■ Work to complete
Using the data below, copy each line that includes the word "Ocean".

Rows from a figure dataset:
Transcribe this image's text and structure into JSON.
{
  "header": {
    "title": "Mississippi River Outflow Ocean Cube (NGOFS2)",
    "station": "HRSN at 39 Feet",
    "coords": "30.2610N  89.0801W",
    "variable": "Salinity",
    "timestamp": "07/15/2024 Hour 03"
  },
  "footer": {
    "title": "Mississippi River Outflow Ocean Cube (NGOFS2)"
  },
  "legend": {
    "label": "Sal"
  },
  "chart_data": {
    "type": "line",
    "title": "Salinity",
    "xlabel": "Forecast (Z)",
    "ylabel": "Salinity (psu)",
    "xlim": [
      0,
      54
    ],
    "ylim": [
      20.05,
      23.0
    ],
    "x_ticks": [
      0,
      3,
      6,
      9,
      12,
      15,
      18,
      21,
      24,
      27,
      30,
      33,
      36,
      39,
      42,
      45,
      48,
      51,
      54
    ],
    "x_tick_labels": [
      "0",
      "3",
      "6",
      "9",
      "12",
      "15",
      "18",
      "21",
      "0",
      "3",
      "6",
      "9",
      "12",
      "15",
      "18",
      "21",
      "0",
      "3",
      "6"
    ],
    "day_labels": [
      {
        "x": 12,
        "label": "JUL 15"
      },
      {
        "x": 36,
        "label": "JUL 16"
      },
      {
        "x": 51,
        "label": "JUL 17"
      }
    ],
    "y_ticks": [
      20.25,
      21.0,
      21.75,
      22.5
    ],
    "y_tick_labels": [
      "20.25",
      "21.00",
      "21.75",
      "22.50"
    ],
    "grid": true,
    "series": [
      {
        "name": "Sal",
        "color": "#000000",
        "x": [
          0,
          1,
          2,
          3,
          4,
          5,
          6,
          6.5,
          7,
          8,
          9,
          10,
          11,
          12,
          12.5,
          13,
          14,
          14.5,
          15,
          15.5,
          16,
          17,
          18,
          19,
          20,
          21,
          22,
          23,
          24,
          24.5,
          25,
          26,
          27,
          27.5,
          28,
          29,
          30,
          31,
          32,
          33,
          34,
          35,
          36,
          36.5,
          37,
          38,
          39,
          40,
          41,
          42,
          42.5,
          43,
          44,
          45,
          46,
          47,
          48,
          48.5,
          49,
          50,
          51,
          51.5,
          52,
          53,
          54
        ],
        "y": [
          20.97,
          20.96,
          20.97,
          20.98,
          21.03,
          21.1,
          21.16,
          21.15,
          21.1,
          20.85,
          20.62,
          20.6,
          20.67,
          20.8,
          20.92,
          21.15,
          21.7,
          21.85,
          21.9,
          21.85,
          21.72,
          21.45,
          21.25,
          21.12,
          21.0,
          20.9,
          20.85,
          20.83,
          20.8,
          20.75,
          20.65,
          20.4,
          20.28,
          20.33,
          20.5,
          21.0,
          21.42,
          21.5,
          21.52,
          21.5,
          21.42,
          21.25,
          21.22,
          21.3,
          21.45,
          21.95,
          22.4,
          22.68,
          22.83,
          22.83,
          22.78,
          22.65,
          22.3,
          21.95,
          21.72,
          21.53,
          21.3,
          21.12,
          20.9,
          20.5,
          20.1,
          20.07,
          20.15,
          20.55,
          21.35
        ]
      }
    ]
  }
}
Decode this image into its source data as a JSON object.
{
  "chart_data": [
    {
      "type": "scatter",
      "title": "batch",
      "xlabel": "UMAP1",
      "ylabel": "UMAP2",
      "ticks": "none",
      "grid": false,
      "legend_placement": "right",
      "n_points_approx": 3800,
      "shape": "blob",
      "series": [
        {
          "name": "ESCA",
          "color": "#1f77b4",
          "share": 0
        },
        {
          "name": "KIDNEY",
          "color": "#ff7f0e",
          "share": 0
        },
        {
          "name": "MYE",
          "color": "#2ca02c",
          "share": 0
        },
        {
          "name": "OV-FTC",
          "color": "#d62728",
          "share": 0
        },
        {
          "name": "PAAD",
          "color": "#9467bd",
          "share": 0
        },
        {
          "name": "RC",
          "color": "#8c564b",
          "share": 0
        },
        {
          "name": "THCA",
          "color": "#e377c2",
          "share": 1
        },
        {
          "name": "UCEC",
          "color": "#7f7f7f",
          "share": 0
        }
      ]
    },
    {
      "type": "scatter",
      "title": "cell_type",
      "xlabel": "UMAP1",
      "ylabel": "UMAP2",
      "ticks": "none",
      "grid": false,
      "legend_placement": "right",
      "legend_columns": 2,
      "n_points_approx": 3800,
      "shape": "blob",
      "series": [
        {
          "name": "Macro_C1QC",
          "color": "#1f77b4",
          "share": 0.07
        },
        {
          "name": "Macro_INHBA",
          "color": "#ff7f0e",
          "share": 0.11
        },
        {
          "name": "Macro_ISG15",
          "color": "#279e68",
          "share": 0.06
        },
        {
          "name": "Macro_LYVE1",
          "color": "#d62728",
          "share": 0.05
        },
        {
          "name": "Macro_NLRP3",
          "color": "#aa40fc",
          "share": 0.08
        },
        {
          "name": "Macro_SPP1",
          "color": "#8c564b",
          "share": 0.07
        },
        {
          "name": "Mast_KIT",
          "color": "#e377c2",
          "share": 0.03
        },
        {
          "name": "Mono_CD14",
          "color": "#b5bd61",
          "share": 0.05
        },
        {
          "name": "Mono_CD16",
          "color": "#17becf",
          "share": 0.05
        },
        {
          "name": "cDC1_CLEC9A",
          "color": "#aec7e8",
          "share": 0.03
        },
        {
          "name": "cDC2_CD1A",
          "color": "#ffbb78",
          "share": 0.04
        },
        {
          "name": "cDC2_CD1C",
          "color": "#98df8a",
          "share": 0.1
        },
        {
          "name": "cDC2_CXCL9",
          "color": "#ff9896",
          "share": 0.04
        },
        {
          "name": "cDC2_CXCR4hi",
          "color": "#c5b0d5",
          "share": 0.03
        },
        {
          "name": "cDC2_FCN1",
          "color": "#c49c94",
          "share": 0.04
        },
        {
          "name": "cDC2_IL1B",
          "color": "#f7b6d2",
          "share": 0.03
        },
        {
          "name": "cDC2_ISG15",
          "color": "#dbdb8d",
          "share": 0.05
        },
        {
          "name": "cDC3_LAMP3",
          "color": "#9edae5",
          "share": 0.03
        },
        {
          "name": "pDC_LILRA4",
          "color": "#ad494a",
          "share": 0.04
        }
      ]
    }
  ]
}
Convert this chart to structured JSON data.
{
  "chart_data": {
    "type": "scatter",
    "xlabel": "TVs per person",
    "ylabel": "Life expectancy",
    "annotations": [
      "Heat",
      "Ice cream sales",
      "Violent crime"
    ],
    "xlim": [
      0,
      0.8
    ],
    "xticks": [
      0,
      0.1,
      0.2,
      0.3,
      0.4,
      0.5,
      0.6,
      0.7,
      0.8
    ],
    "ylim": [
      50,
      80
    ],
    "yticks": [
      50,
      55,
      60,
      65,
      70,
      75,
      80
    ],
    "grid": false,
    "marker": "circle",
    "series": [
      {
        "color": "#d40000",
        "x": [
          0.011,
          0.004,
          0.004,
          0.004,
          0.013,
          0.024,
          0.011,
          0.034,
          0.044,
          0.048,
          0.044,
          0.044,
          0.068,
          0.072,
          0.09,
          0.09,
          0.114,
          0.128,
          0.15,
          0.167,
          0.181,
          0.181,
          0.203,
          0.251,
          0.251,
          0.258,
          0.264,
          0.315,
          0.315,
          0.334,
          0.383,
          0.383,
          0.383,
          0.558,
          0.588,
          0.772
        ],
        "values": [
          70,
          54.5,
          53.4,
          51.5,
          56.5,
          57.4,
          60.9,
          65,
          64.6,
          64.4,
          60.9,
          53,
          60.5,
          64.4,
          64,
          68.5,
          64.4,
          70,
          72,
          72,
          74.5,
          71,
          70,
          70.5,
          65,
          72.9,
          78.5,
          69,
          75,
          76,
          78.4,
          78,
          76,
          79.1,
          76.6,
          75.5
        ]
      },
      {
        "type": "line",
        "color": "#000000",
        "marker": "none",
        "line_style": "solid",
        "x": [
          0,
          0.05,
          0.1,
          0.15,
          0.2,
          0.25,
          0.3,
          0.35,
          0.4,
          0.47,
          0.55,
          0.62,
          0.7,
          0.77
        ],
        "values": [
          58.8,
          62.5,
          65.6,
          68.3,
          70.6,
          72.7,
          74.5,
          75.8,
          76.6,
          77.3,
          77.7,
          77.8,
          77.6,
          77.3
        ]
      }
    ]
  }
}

■ Correct response
    "title": "Mississippi River Outflow Ocean Cube (NGOFS2)",
    "title": "Mississippi River Outflow Ocean Cube (NGOFS2)"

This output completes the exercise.